* [Your goal]:
Without including the pictures, copy out every line below.

Saved entries:
========================================
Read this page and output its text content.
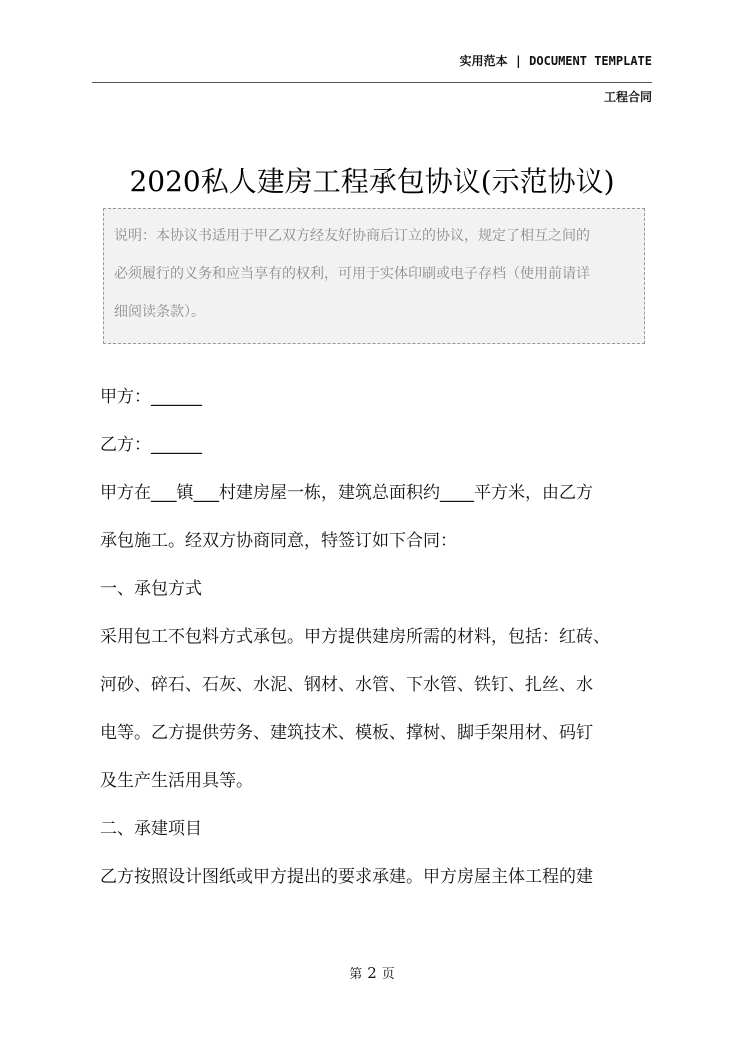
实用范本 | DOCUMENT TEMPLATE
工程合同
2020私人建房工程承包协议(示范协议)
说明：本协议书适用于甲乙双方经友好协商后订立的协议，规定了相互之间的
必须履行的义务和应当享有的权利，可用于实体印刷或电子存档（使用前请详
细阅读条款）。

甲方：______

乙方：______

甲方在___镇___村建房屋一栋，建筑总面积约____平方米，由乙方

承包施工。经双方协商同意，特签订如下合同：

一、承包方式

采用包工不包料方式承包。甲方提供建房所需的材料，包括：红砖、

河砂、碎石、石灰、水泥、钢材、水管、下水管、铁钉、扎丝、水

电等。乙方提供劳务、建筑技术、模板、撑树、脚手架用材、码钉

及生产生活用具等。

二、承建项目

乙方按照设计图纸或甲方提出的要求承建。甲方房屋主体工程的建

第 2 页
========================================
* [Exercise output]:
Read this page and output its text content.
实用范本 | DOCUMENT TEMPLATE
工程合同
2020私人建房工程承包协议(示范协议)
说明：本协议书适用于甲乙双方经友好协商后订立的协议，规定了相互之间的
必须履行的义务和应当享有的权利，可用于实体印刷或电子存档（使用前请详
细阅读条款）。

甲方：______

乙方：______

甲方在___镇___村建房屋一栋，建筑总面积约____平方米，由乙方

承包施工。经双方协商同意，特签订如下合同：

一、承包方式

采用包工不包料方式承包。甲方提供建房所需的材料，包括：红砖、

河砂、碎石、石灰、水泥、钢材、水管、下水管、铁钉、扎丝、水

电等。乙方提供劳务、建筑技术、模板、撑树、脚手架用材、码钉

及生产生活用具等。

二、承建项目

乙方按照设计图纸或甲方提出的要求承建。甲方房屋主体工程的建

第 2 页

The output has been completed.